- **Task prompt**: Copy each line containing the word "SiteBuilder" from the records that follow, please.

- **Exercise input**:
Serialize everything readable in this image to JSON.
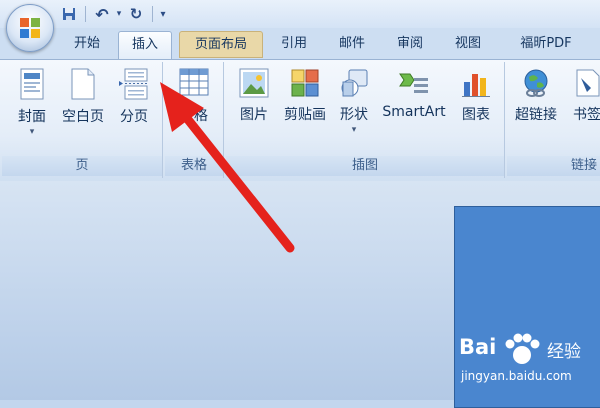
{
  "quick_access": {
    "items": [
      {
        "name": "save-icon",
        "glyph": ""
      },
      {
        "name": "undo-icon",
        "glyph": "↶"
      },
      {
        "name": "undo-dropdown-icon",
        "glyph": "▾"
      },
      {
        "name": "redo-icon",
        "glyph": "↻"
      },
      {
        "name": "customize-qat-icon",
        "glyph": "▾"
      }
    ]
  },
  "tabs": [
    {
      "label": "开始"
    },
    {
      "label": "插入",
      "active": true
    },
    {
      "label": "页面布局"
    },
    {
      "label": "引用"
    },
    {
      "label": "邮件"
    },
    {
      "label": "审阅"
    },
    {
      "label": "视图"
    },
    {
      "label": "福昕PDF"
    }
  ],
  "ribbon": {
    "pages_group": {
      "label": "页",
      "cover": "封面",
      "blank_page": "空白页",
      "page_break": "分页"
    },
    "tables_group": {
      "label": "表格",
      "table": "表格"
    },
    "illustrations_group": {
      "label": "插图",
      "picture": "图片",
      "clipart": "剪贴画",
      "shapes": "形状",
      "smartart": "SmartArt",
      "chart": "图表"
    },
    "links_group": {
      "label": "链接",
      "hyperlink": "超链接",
      "bookmark": "书签"
    }
  },
  "annotation": {
    "color": "#e5221c"
  },
  "watermark": {
    "brand_left": "Bai",
    "brand_right": "经验",
    "url": "jingyan.baidu.com"
  }
}
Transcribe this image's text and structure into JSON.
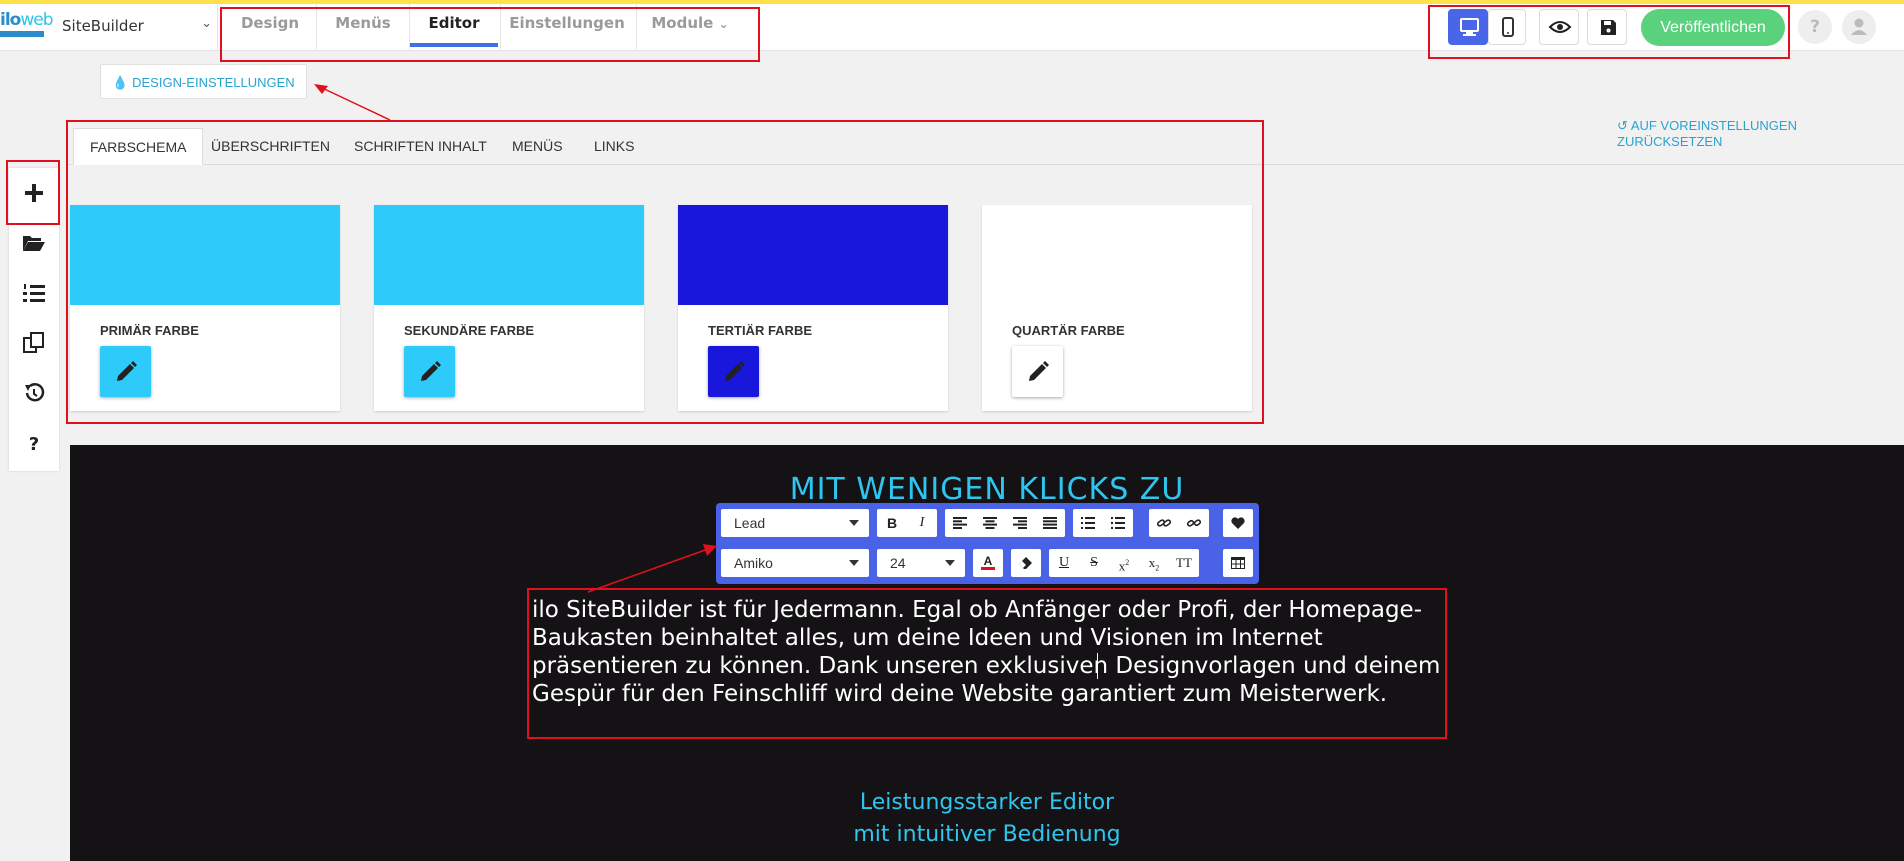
{
  "header": {
    "site_name": "SiteBuilder",
    "logo_text_1": "ilo",
    "logo_text_2": "web",
    "nav_tabs": [
      {
        "label": "Design",
        "active": false
      },
      {
        "label": "Menüs",
        "active": false
      },
      {
        "label": "Editor",
        "active": true
      },
      {
        "label": "Einstellungen",
        "active": false
      },
      {
        "label": "Module",
        "active": false,
        "has_dropdown": true
      }
    ],
    "publish_label": "Veröffentlichen",
    "help_label": "?"
  },
  "design_settings_label": "DESIGN-EINSTELLUNGEN",
  "reset_label": "AUF VOREINSTELLUNGEN ZURÜCKSETZEN",
  "subtabs": [
    {
      "label": "FARBSCHEMA",
      "active": true
    },
    {
      "label": "ÜBERSCHRIFTEN",
      "active": false
    },
    {
      "label": "SCHRIFTEN INHALT",
      "active": false
    },
    {
      "label": "MENÜS",
      "active": false
    },
    {
      "label": "LINKS",
      "active": false
    }
  ],
  "color_cards": [
    {
      "label": "PRIMÄR FARBE",
      "color": "#2ecbfa"
    },
    {
      "label": "SEKUNDÄRE FARBE",
      "color": "#2ecbfa"
    },
    {
      "label": "TERTIÄR FARBE",
      "color": "#1817db"
    },
    {
      "label": "QUARTÄR FARBE",
      "color": "#ffffff"
    }
  ],
  "sidebar_icons": [
    "plus-icon",
    "folder-open-icon",
    "ordered-list-icon",
    "copy-icon",
    "history-icon",
    "question-icon"
  ],
  "toolbar": {
    "style_select": "Lead",
    "font_select": "Amiko",
    "size_select": "24"
  },
  "content": {
    "title": "MIT WENIGEN KLICKS ZU",
    "paragraph": "ilo SiteBuilder ist für Jedermann. Egal ob Anfänger oder Profi, der Homepage-Baukasten beinhaltet alles, um deine Ideen und Visionen im Internet präsentieren zu können. Dank unseren exklusiven Designvorlagen und deinem Gespür für den Feinschliff wird deine Website garantiert zum Meisterwerk.",
    "subtitle_line1": "Leistungsstarker Editor",
    "subtitle_line2": "mit intuitiver Bedienung"
  },
  "colors": {
    "accent_blue": "#4a66e8",
    "publish_green": "#5ad17c",
    "link_cyan": "#2aa3cf",
    "annotation_red": "#e0101c"
  }
}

- **Result of this exercise**:
    "site_name": "SiteBuilder",
    "paragraph": "ilo SiteBuilder ist für Jedermann. Egal ob Anfänger oder Profi, der Homepage-Baukasten beinhaltet alles, um deine Ideen und Visionen im Internet präsentieren zu können. Dank unseren exklusiven Designvorlagen und deinem Gespür für den Feinschliff wird deine Website garantiert zum Meisterwerk.",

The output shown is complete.